_SHORT PROBLEM_
Omit the pictures, please, and give each record below again exactly.

BEGIN DATA IN THIS EXERCISE

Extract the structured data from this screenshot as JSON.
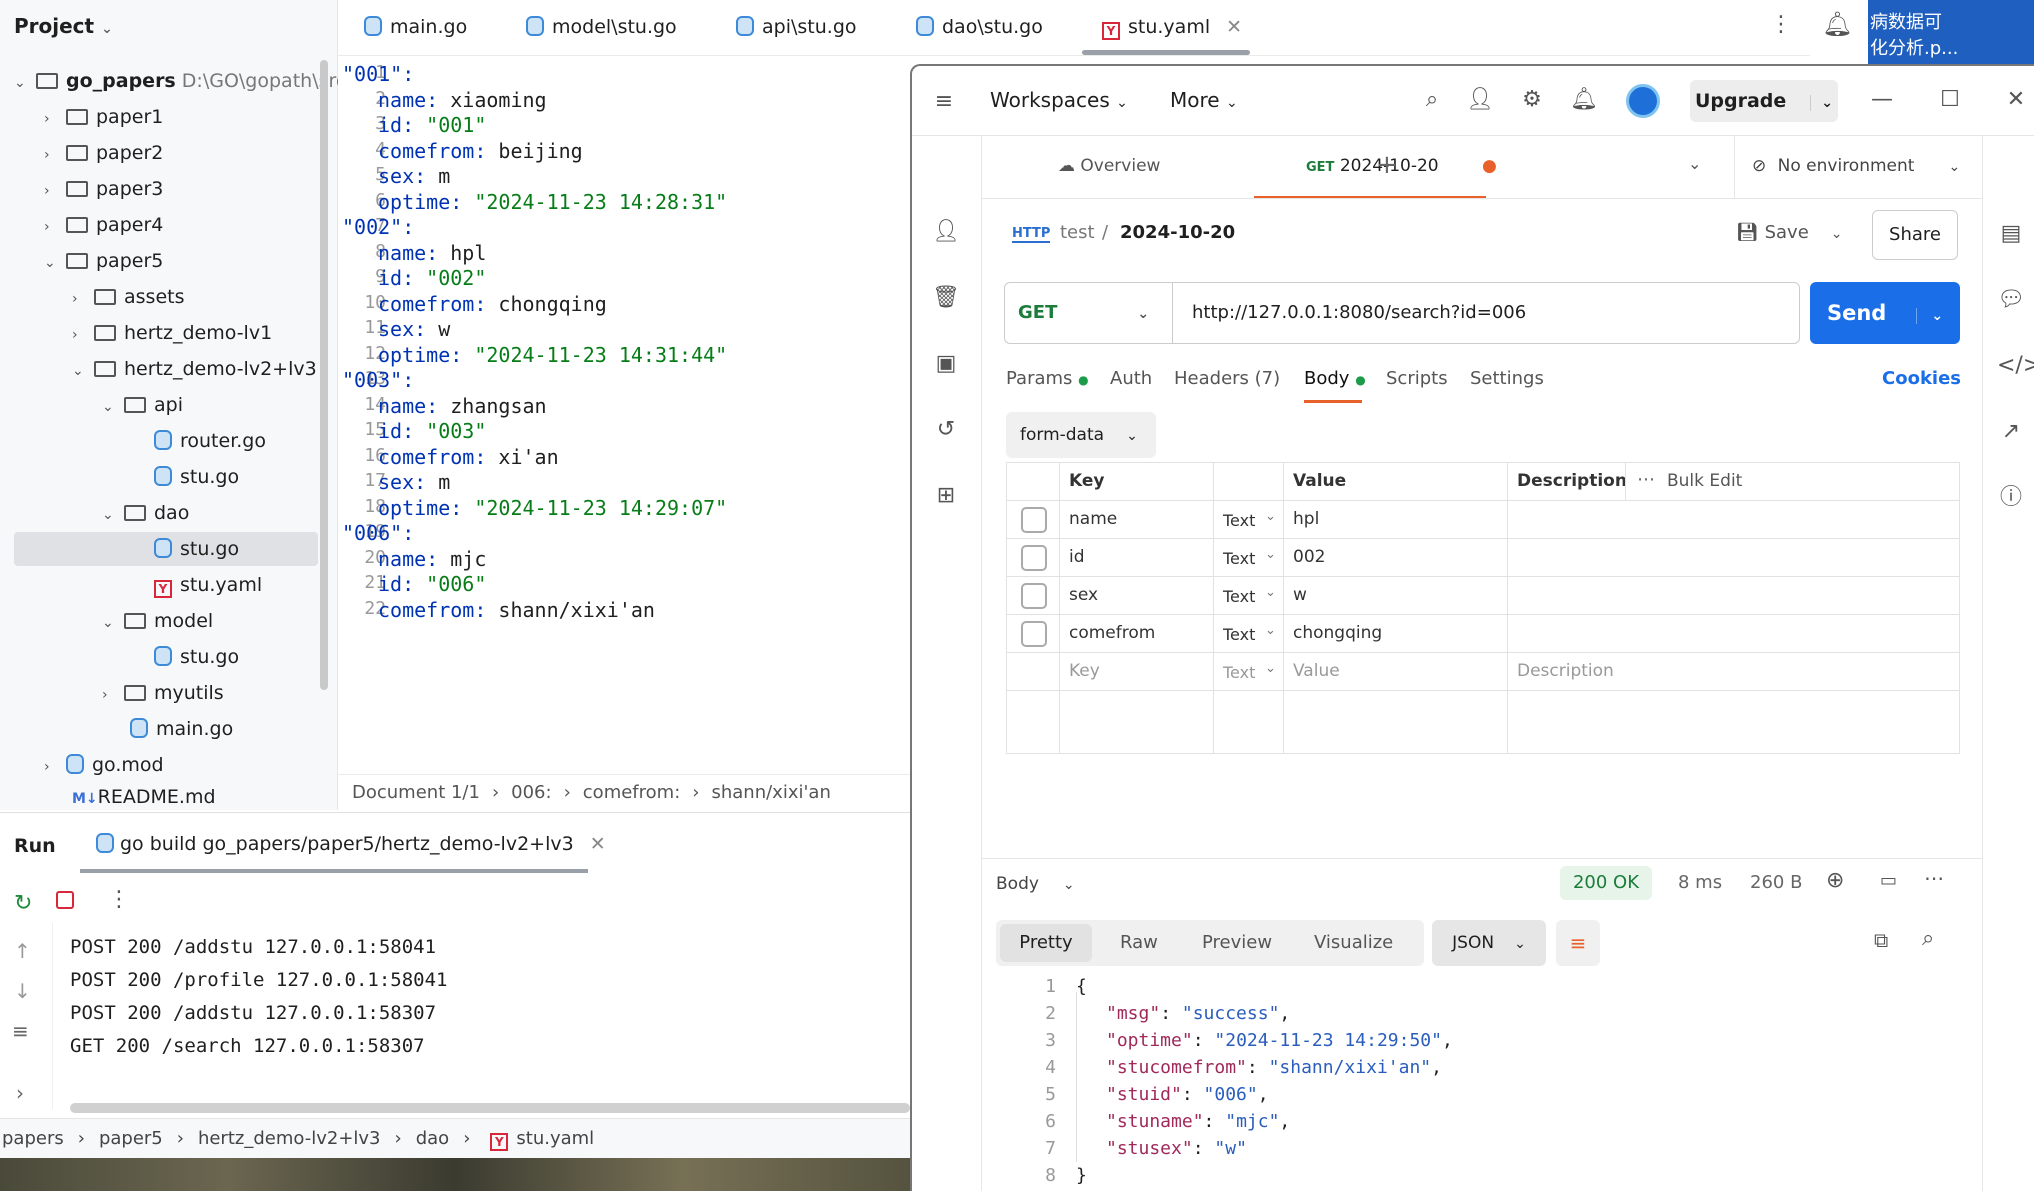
{
  "project": {
    "title": "Project",
    "root": "go_papers",
    "root_path": "D:\\GO\\gopath\\src\\",
    "items": [
      "paper1",
      "paper2",
      "paper3",
      "paper4",
      "paper5",
      "assets",
      "hertz_demo-lv1",
      "hertz_demo-lv2+lv3",
      "api",
      "router.go",
      "stu.go",
      "dao",
      "stu.go",
      "stu.yaml",
      "model",
      "stu.go",
      "myutils",
      "main.go",
      "go.mod",
      "README.md"
    ]
  },
  "tabs": [
    "main.go",
    "model\\stu.go",
    "api\\stu.go",
    "dao\\stu.go",
    "stu.yaml"
  ],
  "editor": {
    "line_numbers": [
      "1",
      "2",
      "3",
      "4",
      "5",
      "6",
      "7",
      "8",
      "9",
      "10",
      "11",
      "12",
      "13",
      "14",
      "15",
      "16",
      "17",
      "18",
      "19",
      "20",
      "21",
      "22"
    ],
    "lines": [
      [
        "\"001\":",
        ""
      ],
      [
        "name:",
        " xiaoming"
      ],
      [
        "id:",
        " \"001\""
      ],
      [
        "comefrom:",
        " beijing"
      ],
      [
        "sex:",
        " m"
      ],
      [
        "optime:",
        " \"2024-11-23 14:28:31\""
      ],
      [
        "\"002\":",
        ""
      ],
      [
        "name:",
        " hpl"
      ],
      [
        "id:",
        " \"002\""
      ],
      [
        "comefrom:",
        " chongqing"
      ],
      [
        "sex:",
        " w"
      ],
      [
        "optime:",
        " \"2024-11-23 14:31:44\""
      ],
      [
        "\"003\":",
        ""
      ],
      [
        "name:",
        " zhangsan"
      ],
      [
        "id:",
        " \"003\""
      ],
      [
        "comefrom:",
        " xi'an"
      ],
      [
        "sex:",
        " m"
      ],
      [
        "optime:",
        " \"2024-11-23 14:29:07\""
      ],
      [
        "\"006\":",
        ""
      ],
      [
        "name:",
        " mjc"
      ],
      [
        "id:",
        " \"006\""
      ],
      [
        "comefrom:",
        " shann/xixi'an"
      ]
    ],
    "breadcrumb": [
      "Document 1/1",
      "006:",
      "comefrom:",
      "shann/xixi'an"
    ]
  },
  "run": {
    "title": "Run",
    "config": "go build go_papers/paper5/hertz_demo-lv2+lv3",
    "output": [
      "POST 200 /addstu 127.0.0.1:58041",
      "POST 200 /profile 127.0.0.1:58041",
      "POST 200 /addstu 127.0.0.1:58307",
      "GET 200 /search 127.0.0.1:58307"
    ]
  },
  "statusbar": [
    "papers",
    "paper5",
    "hertz_demo-lv2+lv3",
    "dao",
    "stu.yaml"
  ],
  "banner": [
    "病数据可",
    "化分析.p..."
  ],
  "postman": {
    "workspaces": "Workspaces",
    "more": "More",
    "upgrade": "Upgrade",
    "overview_tab": "Overview",
    "req_tab_method": "GET",
    "req_tab_name": "2024-10-20",
    "no_env": "No environment",
    "crumb_collection": "test",
    "crumb_request": "2024-10-20",
    "save": "Save",
    "share": "Share",
    "method": "GET",
    "url": "http://127.0.0.1:8080/search?id=006",
    "send": "Send",
    "req_tabs": [
      "Params",
      "Auth",
      "Headers (7)",
      "Body",
      "Scripts",
      "Settings"
    ],
    "cookies": "Cookies",
    "body_mode": "form-data",
    "table_headers": [
      "Key",
      "Value",
      "Description",
      "Bulk Edit"
    ],
    "rows": [
      {
        "key": "name",
        "type": "Text",
        "value": "hpl"
      },
      {
        "key": "id",
        "type": "Text",
        "value": "002"
      },
      {
        "key": "sex",
        "type": "Text",
        "value": "w"
      },
      {
        "key": "comefrom",
        "type": "Text",
        "value": "chongqing"
      }
    ],
    "placeholder_row": {
      "key": "Key",
      "type": "Text",
      "value": "Value",
      "desc": "Description"
    },
    "resp_label": "Body",
    "status": "200 OK",
    "time": "8 ms",
    "size": "260 B",
    "resp_tabs": [
      "Pretty",
      "Raw",
      "Preview",
      "Visualize"
    ],
    "format": "JSON",
    "resp_lines": [
      "1",
      "2",
      "3",
      "4",
      "5",
      "6",
      "7",
      "8"
    ],
    "resp_json": [
      [
        "{",
        ""
      ],
      [
        "\"msg\"",
        "\"success\""
      ],
      [
        "\"optime\"",
        "\"2024-11-23 14:29:50\""
      ],
      [
        "\"stucomefrom\"",
        "\"shann/xixi'an\""
      ],
      [
        "\"stuid\"",
        "\"006\""
      ],
      [
        "\"stuname\"",
        "\"mjc\""
      ],
      [
        "\"stusex\"",
        "\"w\""
      ],
      [
        "}",
        ""
      ]
    ]
  }
}
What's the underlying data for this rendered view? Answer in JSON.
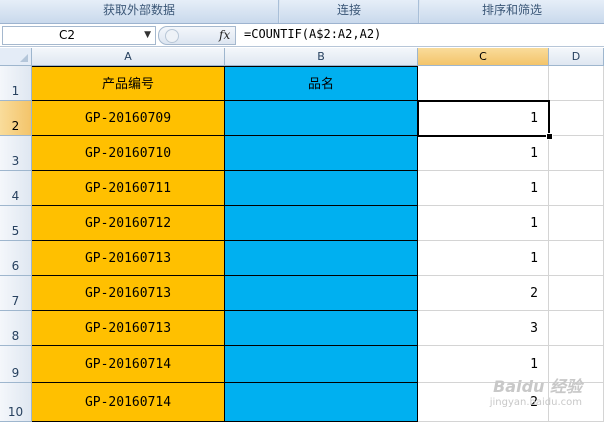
{
  "ribbon": {
    "groups": [
      "获取外部数据",
      "连接",
      "排序和筛选"
    ]
  },
  "formula_bar": {
    "name_box": "C2",
    "fx_label": "fx",
    "formula": "=COUNTIF(A$2:A2,A2)"
  },
  "columns": [
    "A",
    "B",
    "C",
    "D"
  ],
  "rows": [
    "1",
    "2",
    "3",
    "4",
    "5",
    "6",
    "7",
    "8",
    "9",
    "10"
  ],
  "header_row": {
    "a": "产品编号",
    "b": "品名",
    "c": ""
  },
  "data_rows": [
    {
      "a": "GP-20160709",
      "b": "",
      "c": "1"
    },
    {
      "a": "GP-20160710",
      "b": "",
      "c": "1"
    },
    {
      "a": "GP-20160711",
      "b": "",
      "c": "1"
    },
    {
      "a": "GP-20160712",
      "b": "",
      "c": "1"
    },
    {
      "a": "GP-20160713",
      "b": "",
      "c": "1"
    },
    {
      "a": "GP-20160713",
      "b": "",
      "c": "2"
    },
    {
      "a": "GP-20160713",
      "b": "",
      "c": "3"
    },
    {
      "a": "GP-20160714",
      "b": "",
      "c": "1"
    },
    {
      "a": "GP-20160714",
      "b": "",
      "c": "2"
    }
  ],
  "active_cell": "C2",
  "colors": {
    "column_a_fill": "#ffc000",
    "column_b_fill": "#00b0f0",
    "selected_header": "#f3c46a"
  },
  "watermark": {
    "brand": "Baidu 经验",
    "url": "jingyan.baidu.com"
  }
}
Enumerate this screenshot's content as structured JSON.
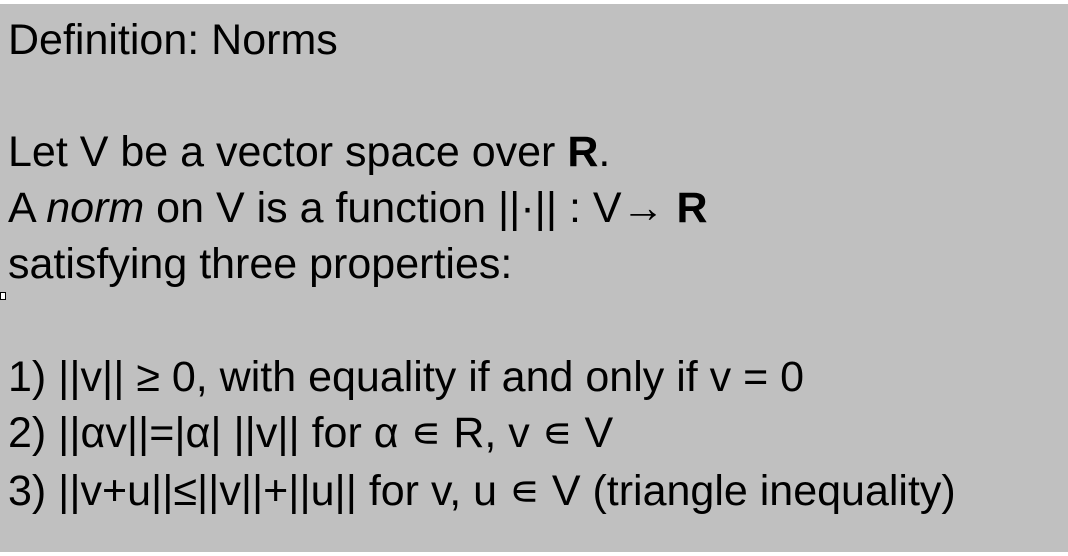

END DATA IN THIS EXERCISE

_WRITTEN ANSWER_
Extract the structured data from this screenshot as JSON.
{
  "project": {
    "title": "Project",
    "root": "go_papers",
    "root_path": "D:\\GO\\gopath\\src\\",
    "items": [
      "paper1",
      "paper2",
      "paper3",
      "paper4",
      "paper5",
      "assets",
      "hertz_demo-lv1",
      "hertz_demo-lv2+lv3",
      "api",
      "router.go",
      "stu.go",
      "dao",
      "stu.go",
      "stu.yaml",
      "model",
      "stu.go",
      "myutils",
      "main.go",
      "go.mod",
      "README.md"
    ]
  },
  "tabs": [
    "main.go",
    "model\\stu.go",
    "api\\stu.go",
    "dao\\stu.go",
    "stu.yaml"
  ],
  "editor": {
    "line_numbers": [
      "1",
      "2",
      "3",
      "4",
      "5",
      "6",
      "7",
      "8",
      "9",
      "10",
      "11",
      "12",
      "13",
      "14",
      "15",
      "16",
      "17",
      "18",
      "19",
      "20",
      "21",
      "22"
    ],
    "lines": [
      [
        "\"001\":",
        ""
      ],
      [
        "name:",
        " xiaoming"
      ],
      [
        "id:",
        " \"001\""
      ],
      [
        "comefrom:",
        " beijing"
      ],
      [
        "sex:",
        " m"
      ],
      [
        "optime:",
        " \"2024-11-23 14:28:31\""
      ],
      [
        "\"002\":",
        ""
      ],
      [
        "name:",
        " hpl"
      ],
      [
        "id:",
        " \"002\""
      ],
      [
        "comefrom:",
        " chongqing"
      ],
      [
        "sex:",
        " w"
      ],
      [
        "optime:",
        " \"2024-11-23 14:31:44\""
      ],
      [
        "\"003\":",
        ""
      ],
      [
        "name:",
        " zhangsan"
      ],
      [
        "id:",
        " \"003\""
      ],
      [
        "comefrom:",
        " xi'an"
      ],
      [
        "sex:",
        " m"
      ],
      [
        "optime:",
        " \"2024-11-23 14:29:07\""
      ],
      [
        "\"006\":",
        ""
      ],
      [
        "name:",
        " mjc"
      ],
      [
        "id:",
        " \"006\""
      ],
      [
        "comefrom:",
        " shann/xixi'an"
      ]
    ],
    "breadcrumb": [
      "Document 1/1",
      "006:",
      "comefrom:",
      "shann/xixi'an"
    ]
  },
  "run": {
    "title": "Run",
    "config": "go build go_papers/paper5/hertz_demo-lv2+lv3",
    "output": [
      "POST 200 /addstu 127.0.0.1:58041",
      "POST 200 /profile 127.0.0.1:58041",
      "POST 200 /addstu 127.0.0.1:58307",
      "GET 200 /search 127.0.0.1:58307"
    ]
  },
  "statusbar": [
    "papers",
    "paper5",
    "hertz_demo-lv2+lv3",
    "dao",
    "stu.yaml"
  ],
  "banner": [
    "病数据可",
    "化分析.p..."
  ],
  "postman": {
    "workspaces": "Workspaces",
    "more": "More",
    "upgrade": "Upgrade",
    "overview_tab": "Overview",
    "req_tab_method": "GET",
    "req_tab_name": "2024-10-20",
    "no_env": "No environment",
    "crumb_collection": "test",
    "crumb_request": "2024-10-20",
    "save": "Save",
    "share": "Share",
    "method": "GET",
    "url": "http://127.0.0.1:8080/search?id=006",
    "send": "Send",
    "req_tabs": [
      "Params",
      "Auth",
      "Headers (7)",
      "Body",
      "Scripts",
      "Settings"
    ],
    "cookies": "Cookies",
    "body_mode": "form-data",
    "table_headers": [
      "Key",
      "Value",
      "Description",
      "Bulk Edit"
    ],
    "rows": [
      {
        "key": "name",
        "type": "Text",
        "value": "hpl"
      },
      {
        "key": "id",
        "type": "Text",
        "value": "002"
      },
      {
        "key": "sex",
        "type": "Text",
        "value": "w"
      },
      {
        "key": "comefrom",
        "type": "Text",
        "value": "chongqing"
      }
    ],
    "placeholder_row": {
      "key": "Key",
      "type": "Text",
      "value": "Value",
      "desc": "Description"
    },
    "resp_label": "Body",
    "status": "200 OK",
    "time": "8 ms",
    "size": "260 B",
    "resp_tabs": [
      "Pretty",
      "Raw",
      "Preview",
      "Visualize"
    ],
    "format": "JSON",
    "resp_lines": [
      "1",
      "2",
      "3",
      "4",
      "5",
      "6",
      "7",
      "8"
    ],
    "resp_json": [
      [
        "{",
        ""
      ],
      [
        "\"msg\"",
        "\"success\""
      ],
      [
        "\"optime\"",
        "\"2024-11-23 14:29:50\""
      ],
      [
        "\"stucomefrom\"",
        "\"shann/xixi'an\""
      ],
      [
        "\"stuid\"",
        "\"006\""
      ],
      [
        "\"stuname\"",
        "\"mjc\""
      ],
      [
        "\"stusex\"",
        "\"w\""
      ],
      [
        "}",
        ""
      ]
    ]
  }
}
What's the underlying data for this rendered view? Answer in JSON.
{
  "ribbon": {
    "groups": [
      "获取外部数据",
      "连接",
      "排序和筛选"
    ]
  },
  "formula_bar": {
    "name_box": "C2",
    "fx_label": "fx",
    "formula": "=COUNTIF(A$2:A2,A2)"
  },
  "columns": [
    "A",
    "B",
    "C",
    "D"
  ],
  "rows": [
    "1",
    "2",
    "3",
    "4",
    "5",
    "6",
    "7",
    "8",
    "9",
    "10"
  ],
  "header_row": {
    "a": "产品编号",
    "b": "品名",
    "c": ""
  },
  "data_rows": [
    {
      "a": "GP-20160709",
      "b": "",
      "c": "1"
    },
    {
      "a": "GP-20160710",
      "b": "",
      "c": "1"
    },
    {
      "a": "GP-20160711",
      "b": "",
      "c": "1"
    },
    {
      "a": "GP-20160712",
      "b": "",
      "c": "1"
    },
    {
      "a": "GP-20160713",
      "b": "",
      "c": "1"
    },
    {
      "a": "GP-20160713",
      "b": "",
      "c": "2"
    },
    {
      "a": "GP-20160713",
      "b": "",
      "c": "3"
    },
    {
      "a": "GP-20160714",
      "b": "",
      "c": "1"
    },
    {
      "a": "GP-20160714",
      "b": "",
      "c": "2"
    }
  ],
  "active_cell": "C2",
  "colors": {
    "column_a_fill": "#ffc000",
    "column_b_fill": "#00b0f0",
    "selected_header": "#f3c46a"
  },
  "watermark": {
    "brand": "Baidu 经验",
    "url": "jingyan.baidu.com"
  }
}
Enumerate this screenshot's content as structured JSON.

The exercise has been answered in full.